- Written request
All the data should come back exactly as it was given.

┌─ Given records

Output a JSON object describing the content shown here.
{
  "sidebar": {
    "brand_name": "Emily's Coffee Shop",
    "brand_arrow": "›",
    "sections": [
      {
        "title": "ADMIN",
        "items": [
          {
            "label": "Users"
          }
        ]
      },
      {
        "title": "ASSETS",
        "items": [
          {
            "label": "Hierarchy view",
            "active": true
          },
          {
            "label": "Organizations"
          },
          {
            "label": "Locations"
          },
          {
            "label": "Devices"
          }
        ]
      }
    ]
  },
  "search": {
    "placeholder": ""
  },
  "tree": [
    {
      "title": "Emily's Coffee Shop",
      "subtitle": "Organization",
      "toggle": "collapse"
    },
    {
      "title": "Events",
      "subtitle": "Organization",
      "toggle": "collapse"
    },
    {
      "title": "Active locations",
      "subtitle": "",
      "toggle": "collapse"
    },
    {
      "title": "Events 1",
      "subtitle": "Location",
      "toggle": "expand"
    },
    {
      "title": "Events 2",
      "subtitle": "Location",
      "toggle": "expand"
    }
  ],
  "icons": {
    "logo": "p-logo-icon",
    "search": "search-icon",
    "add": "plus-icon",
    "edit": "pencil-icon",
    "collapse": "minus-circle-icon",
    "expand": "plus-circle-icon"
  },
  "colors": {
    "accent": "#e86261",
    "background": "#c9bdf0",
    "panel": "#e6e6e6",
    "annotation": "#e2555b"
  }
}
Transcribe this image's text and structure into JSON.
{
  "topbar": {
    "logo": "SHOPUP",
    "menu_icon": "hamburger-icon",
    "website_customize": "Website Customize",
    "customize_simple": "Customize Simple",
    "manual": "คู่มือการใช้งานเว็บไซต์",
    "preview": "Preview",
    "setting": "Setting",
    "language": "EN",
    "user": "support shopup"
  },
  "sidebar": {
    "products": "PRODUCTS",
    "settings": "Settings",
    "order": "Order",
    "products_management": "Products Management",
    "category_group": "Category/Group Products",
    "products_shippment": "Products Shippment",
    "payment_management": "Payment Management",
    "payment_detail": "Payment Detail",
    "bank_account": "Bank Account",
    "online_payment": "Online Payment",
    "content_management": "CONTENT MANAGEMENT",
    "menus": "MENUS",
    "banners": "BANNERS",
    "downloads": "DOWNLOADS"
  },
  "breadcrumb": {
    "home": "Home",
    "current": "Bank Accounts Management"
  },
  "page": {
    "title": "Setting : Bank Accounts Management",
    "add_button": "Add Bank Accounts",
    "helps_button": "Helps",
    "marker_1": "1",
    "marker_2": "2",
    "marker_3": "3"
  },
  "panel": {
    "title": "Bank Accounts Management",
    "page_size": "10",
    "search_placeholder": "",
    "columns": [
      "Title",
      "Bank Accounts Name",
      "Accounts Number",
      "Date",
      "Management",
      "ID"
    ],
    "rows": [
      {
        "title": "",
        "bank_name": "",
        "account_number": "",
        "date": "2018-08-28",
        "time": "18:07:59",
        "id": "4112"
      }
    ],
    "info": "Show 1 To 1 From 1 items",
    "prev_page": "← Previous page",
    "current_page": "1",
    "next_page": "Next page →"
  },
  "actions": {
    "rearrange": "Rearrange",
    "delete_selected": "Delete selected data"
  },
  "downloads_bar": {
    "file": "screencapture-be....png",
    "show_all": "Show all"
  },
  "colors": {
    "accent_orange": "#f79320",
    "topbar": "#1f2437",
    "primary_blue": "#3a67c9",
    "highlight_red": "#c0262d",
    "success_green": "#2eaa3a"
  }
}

└─

- Solution to this exercise
Output a JSON object describing the content shown here.
{
  "sidebar": {
    "brand_name": "Emily's Coffee Shop",
    "brand_arrow": "›",
    "sections": [
      {
        "title": "ADMIN",
        "items": [
          {
            "label": "Users"
          }
        ]
      },
      {
        "title": "ASSETS",
        "items": [
          {
            "label": "Hierarchy view",
            "active": true
          },
          {
            "label": "Organizations"
          },
          {
            "label": "Locations"
          },
          {
            "label": "Devices"
          }
        ]
      }
    ]
  },
  "search": {
    "placeholder": ""
  },
  "tree": [
    {
      "title": "Emily's Coffee Shop",
      "subtitle": "Organization",
      "toggle": "collapse"
    },
    {
      "title": "Events",
      "subtitle": "Organization",
      "toggle": "collapse"
    },
    {
      "title": "Active locations",
      "subtitle": "",
      "toggle": "collapse"
    },
    {
      "title": "Events 1",
      "subtitle": "Location",
      "toggle": "expand"
    },
    {
      "title": "Events 2",
      "subtitle": "Location",
      "toggle": "expand"
    }
  ],
  "icons": {
    "logo": "p-logo-icon",
    "search": "search-icon",
    "add": "plus-icon",
    "edit": "pencil-icon",
    "collapse": "minus-circle-icon",
    "expand": "plus-circle-icon"
  },
  "colors": {
    "accent": "#e86261",
    "background": "#c9bdf0",
    "panel": "#e6e6e6",
    "annotation": "#e2555b"
  }
}
Transcribe this image's text and structure into JSON.
{
  "topbar": {
    "logo": "SHOPUP",
    "menu_icon": "hamburger-icon",
    "website_customize": "Website Customize",
    "customize_simple": "Customize Simple",
    "manual": "คู่มือการใช้งานเว็บไซต์",
    "preview": "Preview",
    "setting": "Setting",
    "language": "EN",
    "user": "support shopup"
  },
  "sidebar": {
    "products": "PRODUCTS",
    "settings": "Settings",
    "order": "Order",
    "products_management": "Products Management",
    "category_group": "Category/Group Products",
    "products_shippment": "Products Shippment",
    "payment_management": "Payment Management",
    "payment_detail": "Payment Detail",
    "bank_account": "Bank Account",
    "online_payment": "Online Payment",
    "content_management": "CONTENT MANAGEMENT",
    "menus": "MENUS",
    "banners": "BANNERS",
    "downloads": "DOWNLOADS"
  },
  "breadcrumb": {
    "home": "Home",
    "current": "Bank Accounts Management"
  },
  "page": {
    "title": "Setting : Bank Accounts Management",
    "add_button": "Add Bank Accounts",
    "helps_button": "Helps",
    "marker_1": "1",
    "marker_2": "2",
    "marker_3": "3"
  },
  "panel": {
    "title": "Bank Accounts Management",
    "page_size": "10",
    "search_placeholder": "",
    "columns": [
      "Title",
      "Bank Accounts Name",
      "Accounts Number",
      "Date",
      "Management",
      "ID"
    ],
    "rows": [
      {
        "title": "",
        "bank_name": "",
        "account_number": "",
        "date": "2018-08-28",
        "time": "18:07:59",
        "id": "4112"
      }
    ],
    "info": "Show 1 To 1 From 1 items",
    "prev_page": "← Previous page",
    "current_page": "1",
    "next_page": "Next page →"
  },
  "actions": {
    "rearrange": "Rearrange",
    "delete_selected": "Delete selected data"
  },
  "downloads_bar": {
    "file": "screencapture-be....png",
    "show_all": "Show all"
  },
  "colors": {
    "accent_orange": "#f79320",
    "topbar": "#1f2437",
    "primary_blue": "#3a67c9",
    "highlight_red": "#c0262d",
    "success_green": "#2eaa3a"
  }
}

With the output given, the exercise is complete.